TASK OBJECTIVE> Search the data below for the string "East". Extract every line that contains it.

------

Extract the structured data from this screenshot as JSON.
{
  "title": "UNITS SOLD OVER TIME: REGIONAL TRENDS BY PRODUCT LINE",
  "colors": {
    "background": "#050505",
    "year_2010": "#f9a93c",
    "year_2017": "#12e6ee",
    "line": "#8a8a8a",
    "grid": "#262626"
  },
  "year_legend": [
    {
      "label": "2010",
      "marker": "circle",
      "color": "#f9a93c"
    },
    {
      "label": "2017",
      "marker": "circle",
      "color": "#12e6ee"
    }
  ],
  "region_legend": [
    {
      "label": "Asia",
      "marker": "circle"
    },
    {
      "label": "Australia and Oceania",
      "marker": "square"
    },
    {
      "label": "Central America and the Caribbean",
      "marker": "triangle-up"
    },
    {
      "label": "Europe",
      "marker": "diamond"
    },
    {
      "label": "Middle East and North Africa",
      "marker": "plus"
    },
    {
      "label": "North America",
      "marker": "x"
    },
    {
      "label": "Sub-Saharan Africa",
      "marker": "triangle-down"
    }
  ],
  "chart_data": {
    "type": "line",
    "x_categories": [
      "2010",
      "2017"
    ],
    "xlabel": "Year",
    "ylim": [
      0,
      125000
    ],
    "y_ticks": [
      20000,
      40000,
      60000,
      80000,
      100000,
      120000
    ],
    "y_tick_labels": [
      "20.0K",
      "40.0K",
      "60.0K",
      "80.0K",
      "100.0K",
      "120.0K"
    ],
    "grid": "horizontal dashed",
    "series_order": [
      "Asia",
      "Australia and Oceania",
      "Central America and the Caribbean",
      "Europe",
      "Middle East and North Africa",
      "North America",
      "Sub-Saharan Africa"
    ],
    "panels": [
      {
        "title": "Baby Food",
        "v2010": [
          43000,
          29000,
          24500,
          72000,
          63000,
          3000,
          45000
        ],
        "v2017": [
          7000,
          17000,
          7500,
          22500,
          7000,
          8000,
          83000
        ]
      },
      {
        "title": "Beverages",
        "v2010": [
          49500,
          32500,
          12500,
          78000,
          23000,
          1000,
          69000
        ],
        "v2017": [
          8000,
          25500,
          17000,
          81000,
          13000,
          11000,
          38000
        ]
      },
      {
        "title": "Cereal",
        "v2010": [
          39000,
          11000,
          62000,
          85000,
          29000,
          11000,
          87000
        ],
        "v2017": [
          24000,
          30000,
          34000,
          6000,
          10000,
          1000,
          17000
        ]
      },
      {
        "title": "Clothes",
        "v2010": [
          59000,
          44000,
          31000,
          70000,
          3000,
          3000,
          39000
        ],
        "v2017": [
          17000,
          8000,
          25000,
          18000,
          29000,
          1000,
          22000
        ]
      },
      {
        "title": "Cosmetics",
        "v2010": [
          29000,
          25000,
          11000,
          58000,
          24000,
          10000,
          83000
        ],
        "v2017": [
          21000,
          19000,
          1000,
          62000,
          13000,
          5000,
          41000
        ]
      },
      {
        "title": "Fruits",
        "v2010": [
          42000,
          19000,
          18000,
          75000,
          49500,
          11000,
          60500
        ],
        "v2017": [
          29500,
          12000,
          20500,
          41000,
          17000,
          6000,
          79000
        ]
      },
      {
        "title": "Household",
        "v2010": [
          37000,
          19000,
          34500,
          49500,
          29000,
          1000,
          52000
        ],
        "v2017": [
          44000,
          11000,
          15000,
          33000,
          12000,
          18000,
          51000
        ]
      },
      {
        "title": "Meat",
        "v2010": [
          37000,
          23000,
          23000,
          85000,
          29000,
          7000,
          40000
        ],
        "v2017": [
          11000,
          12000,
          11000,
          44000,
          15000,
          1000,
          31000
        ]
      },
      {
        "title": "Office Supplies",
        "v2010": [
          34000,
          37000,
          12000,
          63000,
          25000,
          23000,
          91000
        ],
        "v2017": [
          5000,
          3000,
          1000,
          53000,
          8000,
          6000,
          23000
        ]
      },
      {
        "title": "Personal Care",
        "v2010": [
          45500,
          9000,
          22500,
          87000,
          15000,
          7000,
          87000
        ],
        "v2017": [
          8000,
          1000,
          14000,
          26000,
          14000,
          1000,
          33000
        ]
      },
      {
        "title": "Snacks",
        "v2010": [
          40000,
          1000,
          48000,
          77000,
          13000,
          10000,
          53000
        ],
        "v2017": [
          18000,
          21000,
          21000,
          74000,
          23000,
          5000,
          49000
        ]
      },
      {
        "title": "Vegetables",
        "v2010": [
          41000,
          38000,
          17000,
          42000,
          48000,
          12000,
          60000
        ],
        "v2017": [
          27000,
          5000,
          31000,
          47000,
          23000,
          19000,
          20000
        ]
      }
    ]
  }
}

------

SOLUTION BELOW>
      "label": "Middle East and North Africa",
      "Middle East and North Africa",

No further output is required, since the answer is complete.